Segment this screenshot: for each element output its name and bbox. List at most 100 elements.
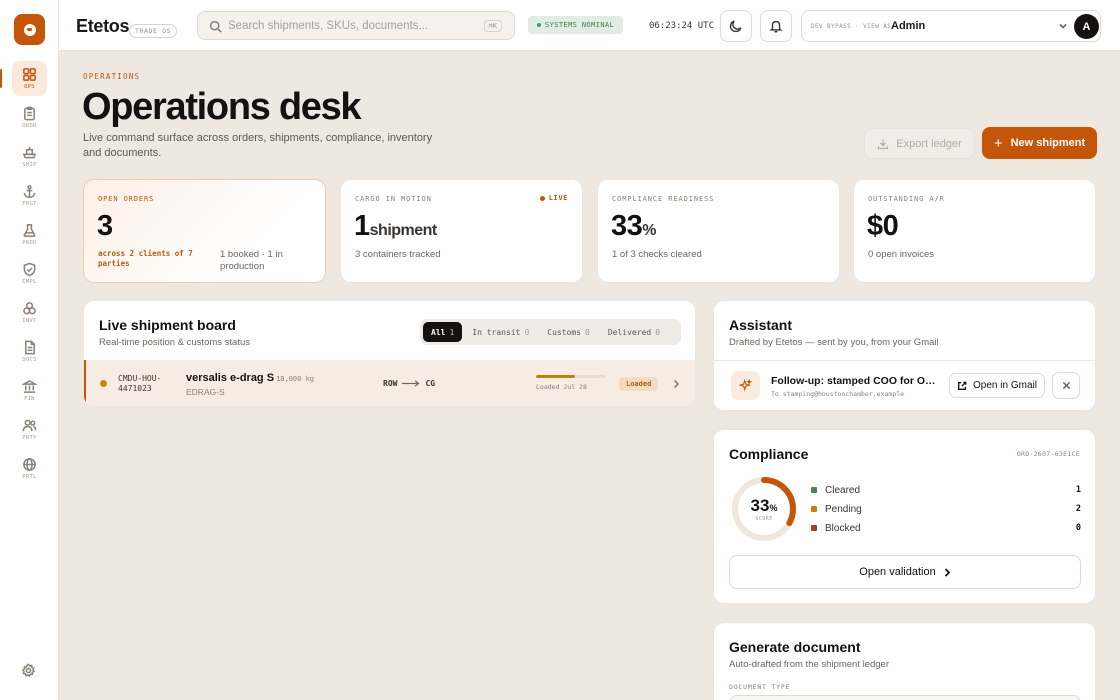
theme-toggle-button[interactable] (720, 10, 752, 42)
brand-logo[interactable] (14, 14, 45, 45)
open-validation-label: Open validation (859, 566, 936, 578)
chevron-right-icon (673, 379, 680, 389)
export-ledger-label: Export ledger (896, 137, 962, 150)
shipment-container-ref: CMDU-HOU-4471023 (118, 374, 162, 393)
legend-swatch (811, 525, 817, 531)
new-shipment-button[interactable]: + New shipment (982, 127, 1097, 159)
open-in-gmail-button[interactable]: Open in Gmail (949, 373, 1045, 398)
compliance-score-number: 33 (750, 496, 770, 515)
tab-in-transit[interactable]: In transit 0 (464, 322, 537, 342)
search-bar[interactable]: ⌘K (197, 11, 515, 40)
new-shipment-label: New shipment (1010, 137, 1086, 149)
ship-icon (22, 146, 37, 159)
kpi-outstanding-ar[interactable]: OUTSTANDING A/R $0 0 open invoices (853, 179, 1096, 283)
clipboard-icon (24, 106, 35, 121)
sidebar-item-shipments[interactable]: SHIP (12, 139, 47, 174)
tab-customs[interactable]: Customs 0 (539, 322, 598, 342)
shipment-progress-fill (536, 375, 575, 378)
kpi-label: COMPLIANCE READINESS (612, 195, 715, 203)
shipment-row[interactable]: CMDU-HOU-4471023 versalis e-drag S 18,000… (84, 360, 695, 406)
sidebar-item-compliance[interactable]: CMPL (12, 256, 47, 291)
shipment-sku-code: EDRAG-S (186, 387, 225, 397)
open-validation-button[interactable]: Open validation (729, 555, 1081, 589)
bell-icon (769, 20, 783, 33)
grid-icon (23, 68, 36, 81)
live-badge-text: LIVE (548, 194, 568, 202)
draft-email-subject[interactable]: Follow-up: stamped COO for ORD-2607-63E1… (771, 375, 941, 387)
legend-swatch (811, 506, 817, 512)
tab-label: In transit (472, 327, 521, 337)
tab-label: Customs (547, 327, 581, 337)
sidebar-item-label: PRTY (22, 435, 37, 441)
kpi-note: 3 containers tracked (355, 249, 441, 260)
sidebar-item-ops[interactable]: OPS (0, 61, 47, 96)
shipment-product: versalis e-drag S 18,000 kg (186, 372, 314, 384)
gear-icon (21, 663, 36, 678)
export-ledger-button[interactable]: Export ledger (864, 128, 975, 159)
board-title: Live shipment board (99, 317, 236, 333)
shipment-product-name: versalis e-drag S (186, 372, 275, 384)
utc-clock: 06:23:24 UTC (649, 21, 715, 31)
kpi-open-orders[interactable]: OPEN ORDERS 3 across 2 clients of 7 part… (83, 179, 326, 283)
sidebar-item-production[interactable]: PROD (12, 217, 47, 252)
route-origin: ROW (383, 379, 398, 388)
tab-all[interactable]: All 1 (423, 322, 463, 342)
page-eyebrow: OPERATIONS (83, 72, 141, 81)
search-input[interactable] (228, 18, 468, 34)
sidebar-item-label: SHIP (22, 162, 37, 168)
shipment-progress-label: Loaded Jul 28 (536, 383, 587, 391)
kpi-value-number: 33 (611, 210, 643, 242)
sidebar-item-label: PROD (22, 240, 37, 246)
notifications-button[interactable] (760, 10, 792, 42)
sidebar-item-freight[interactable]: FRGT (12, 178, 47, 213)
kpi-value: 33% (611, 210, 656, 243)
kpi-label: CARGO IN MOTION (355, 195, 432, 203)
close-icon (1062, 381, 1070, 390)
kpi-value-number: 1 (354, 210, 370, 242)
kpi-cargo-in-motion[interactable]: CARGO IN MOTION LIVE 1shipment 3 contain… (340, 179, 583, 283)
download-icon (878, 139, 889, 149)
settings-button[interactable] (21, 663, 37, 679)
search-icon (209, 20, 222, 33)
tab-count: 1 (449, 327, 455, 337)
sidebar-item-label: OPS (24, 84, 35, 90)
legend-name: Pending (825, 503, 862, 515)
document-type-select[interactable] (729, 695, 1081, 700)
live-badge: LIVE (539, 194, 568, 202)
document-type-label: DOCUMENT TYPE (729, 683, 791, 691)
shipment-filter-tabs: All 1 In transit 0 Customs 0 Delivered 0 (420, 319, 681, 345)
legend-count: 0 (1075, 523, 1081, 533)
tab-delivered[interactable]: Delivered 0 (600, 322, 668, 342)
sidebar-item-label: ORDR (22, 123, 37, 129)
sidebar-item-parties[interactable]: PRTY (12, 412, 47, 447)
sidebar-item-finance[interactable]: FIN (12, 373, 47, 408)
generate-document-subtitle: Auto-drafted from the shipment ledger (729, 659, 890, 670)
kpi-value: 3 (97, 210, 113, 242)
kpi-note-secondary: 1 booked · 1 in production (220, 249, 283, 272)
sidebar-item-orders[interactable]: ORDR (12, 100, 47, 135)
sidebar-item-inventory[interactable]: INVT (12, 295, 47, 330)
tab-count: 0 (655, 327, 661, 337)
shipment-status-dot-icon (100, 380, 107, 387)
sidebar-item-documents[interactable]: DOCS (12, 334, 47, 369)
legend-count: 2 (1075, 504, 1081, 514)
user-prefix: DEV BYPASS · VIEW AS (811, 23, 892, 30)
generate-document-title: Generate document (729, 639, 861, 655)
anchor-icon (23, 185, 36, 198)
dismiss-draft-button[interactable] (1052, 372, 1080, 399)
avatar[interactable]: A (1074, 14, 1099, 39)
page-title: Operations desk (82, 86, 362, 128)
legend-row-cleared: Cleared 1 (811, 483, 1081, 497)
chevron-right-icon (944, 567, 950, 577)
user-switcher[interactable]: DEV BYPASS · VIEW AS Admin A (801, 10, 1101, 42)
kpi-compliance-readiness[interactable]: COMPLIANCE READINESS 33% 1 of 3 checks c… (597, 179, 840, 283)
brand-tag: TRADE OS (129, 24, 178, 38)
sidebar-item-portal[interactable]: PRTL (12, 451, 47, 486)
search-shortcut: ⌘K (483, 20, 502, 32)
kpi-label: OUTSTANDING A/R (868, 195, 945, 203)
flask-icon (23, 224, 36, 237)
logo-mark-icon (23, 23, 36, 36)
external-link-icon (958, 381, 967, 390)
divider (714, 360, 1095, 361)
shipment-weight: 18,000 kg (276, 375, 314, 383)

──────────────────────────────

▶ [PROBLEM TO SOLVE]
Convert the items above into a JSON list of strings with one string per line, omitting blank lines and leaving out the pictures.

▶ [SOLUTION FOR THIS PROBLEM]
[
  "Segment this screenshot: for each element output its name and bbox. List at most 100 elements.",
  "theme-toggle-button[interactable] (720, 10, 752, 42)",
  "brand-logo[interactable] (14, 14, 45, 45)",
  "open-validation-label: Open validation (859, 566, 936, 578)",
  "chevron-right-icon (673, 379, 680, 389)",
  "export-ledger-label: Export ledger (896, 137, 962, 150)",
  "shipment-container-ref: CMDU-HOU-4471023 (118, 374, 162, 393)",
  "legend-swatch (811, 525, 817, 531)",
  "new-shipment-button[interactable]: + New shipment (982, 127, 1097, 159)",
  "open-in-gmail-button[interactable]: Open in Gmail (949, 373, 1045, 398)",
  "compliance-score-number: 33 (750, 496, 770, 515)",
  "tab-in-transit[interactable]: In transit 0 (464, 322, 537, 342)",
  "search-bar[interactable]: ⌘K (197, 11, 515, 40)",
  "new-shipment-label: New shipment (1010, 137, 1086, 149)",
  "ship-icon (22, 146, 37, 159)",
  "kpi-outstanding-ar[interactable]: OUTSTANDING A/R $0 0 open invoices (853, 179, 1096, 283)",
  "clipboard-icon (24, 106, 35, 121)",
  "sidebar-item-shipments[interactable]: SHIP (12, 139, 47, 174)",
  "tab-customs[interactable]: Customs 0 (539, 322, 598, 342)",
  "shipment-progress-fill (536, 375, 575, 378)",
  "kpi-label: COMPLIANCE READINESS (612, 195, 715, 203)",
  "shipment-row[interactable]: CMDU-HOU-4471023 versalis e-drag S 18,000… (84, 360, 695, 406)",
  "sidebar-item-compliance[interactable]: CMPL (12, 256, 47, 291)",
  "shipment-sku-code: EDRAG-S (186, 387, 225, 397)",
  "open-validation-button[interactable]: Open validation (729, 555, 1081, 589)",
  "bell-icon (769, 20, 783, 33)",
  "grid-icon (23, 68, 36, 81)",
  "live-badge-text: LIVE (548, 194, 568, 202)",
  "draft-email-subject[interactable]: Follow-up: stamped COO for ORD-2607-63E1… (771, 375, 941, 387)",
  "legend-swatch (811, 506, 817, 512)",
  "tab-label: In transit (472, 327, 521, 337)",
  "tab-label: Customs (547, 327, 581, 337)",
  "sidebar-item-label: PRTY (22, 435, 37, 441)",
  "kpi-note: 3 containers tracked (355, 249, 441, 260)",
  "sidebar-item-ops[interactable]: OPS (0, 61, 47, 96)",
  "shipment-product: versalis e-drag S 18,000 kg (186, 372, 314, 384)",
  "gear-icon (21, 663, 36, 678)",
  "export-ledger-button[interactable]: Export ledger (864, 128, 975, 159)",
  "board-title: Live shipment board (99, 317, 236, 333)",
  "shipment-product-name: versalis e-drag S (186, 372, 275, 384)",
  "utc-clock: 06:23:24 UTC (649, 21, 715, 31)",
  "kpi-open-orders[interactable]: OPEN ORDERS 3 across 2 clients of 7 part… (83, 179, 326, 283)",
  "sidebar-item-production[interactable]: PROD (12, 217, 47, 252)",
  "route-origin: ROW (383, 379, 398, 388)",
  "tab-all[interactable]: All 1 (423, 322, 463, 342)",
  "page-eyebrow: OPERATIONS (83, 72, 141, 81)",
  "search-input[interactable] (228, 18, 468, 34)",
  "sidebar-item-label: SHIP (22, 162, 37, 168)",
  "shipment-progress-label: Loaded Jul 28 (536, 383, 587, 391)",
  "kpi-value-number: 33 (611, 210, 643, 242)",
  "sidebar-item-label: PROD (22, 240, 37, 246)",
  "notifications-button[interactable] (760, 10, 792, 42)",
  "sidebar-item-freight[interactable]: FRGT (12, 178, 47, 213)",
  "kpi-value: 33% (611, 210, 656, 243)",
  "kpi-label: CARGO IN MOTION (355, 195, 432, 203)",
  "close-icon (1062, 381, 1070, 390)",
  "kpi-value-number: 1 (354, 210, 370, 242)",
  "kpi-cargo-in-motion[interactable]: CARGO IN MOTION LIVE 1shipment 3 contain… (340, 179, 583, 283)",
  "download-icon (878, 139, 889, 149)",
  "settings-button[interactable] (21, 663, 37, 679)",
  "search-icon (209, 20, 222, 33)",
  "tab-count: 1 (449, 327, 455, 337)",
  "sidebar-item-label: OPS (24, 84, 35, 90)",
  "legend-name: Pending (825, 503, 862, 515)",
  "document-type-select[interactable] (729, 695, 1081, 700)",
  "live-badge: LIVE (539, 194, 568, 202)",
  "document-type-label: DOCUMENT TYPE (729, 683, 791, 691)",
  "shipment-filter-tabs: All 1 In transit 0 Customs 0 Delivered 0 (420, 319, 681, 345)",
  "legend-count: 0 (1075, 523, 1081, 533)",
  "tab-delivered[interactable]: Delivered 0 (600, 322, 668, 342)",
  "sidebar-item-label: ORDR (22, 123, 37, 129)",
  "sidebar-item-parties[interactable]: PRTY (12, 412, 47, 447)",
  "sidebar-item-finance[interactable]: FIN (12, 373, 47, 408)",
  "generate-document-subtitle: Auto-drafted from the shipment ledger (729, 659, 890, 670)",
  "kpi-value: 3 (97, 210, 113, 242)",
  "kpi-note-secondary: 1 booked · 1 in production (220, 249, 283, 272)",
  "sidebar-item-orders[interactable]: ORDR (12, 100, 47, 135)",
  "sidebar-item-inventory[interactable]: INVT (12, 295, 47, 330)",
  "tab-count: 0 (655, 327, 661, 337)",
  "shipment-status-dot-icon (100, 380, 107, 387)",
  "sidebar-item-documents[interactable]: DOCS (12, 334, 47, 369)",
  "legend-count: 2 (1075, 504, 1081, 514)",
  "user-prefix: DEV BYPASS · VIEW AS (811, 23, 892, 30)",
  "generate-document-title: Generate document (729, 639, 861, 655)",
  "anchor-icon (23, 185, 36, 198)",
  "dismiss-draft-button[interactable] (1052, 372, 1080, 399)",
  "avatar[interactable]: A (1074, 14, 1099, 39)",
  "page-title: Operations desk (82, 86, 362, 128)",
  "legend-row-cleared: Cleared 1 (811, 483, 1081, 497)",
  "chevron-right-icon (944, 567, 950, 577)",
  "user-switcher[interactable]: DEV BYPASS · VIEW AS Admin A (801, 10, 1101, 42)",
  "kpi-compliance-readiness[interactable]: COMPLIANCE READINESS 33% 1 of 3 checks c… (597, 179, 840, 283)",
  "brand-tag: TRADE OS (129, 24, 178, 38)",
  "sidebar-item-portal[interactable]: PRTL (12, 451, 47, 486)",
  "search-shortcut: ⌘K (483, 20, 502, 32)",
  "kpi-label: OUTSTANDING A/R (868, 195, 945, 203)",
  "flask-icon (23, 224, 36, 237)",
  "logo-mark-icon (23, 23, 36, 36)",
  "external-link-icon (958, 381, 967, 390)",
  "divider (714, 360, 1095, 361)",
  "shipment-weight: 18,000 kg (276, 375, 314, 383)"
]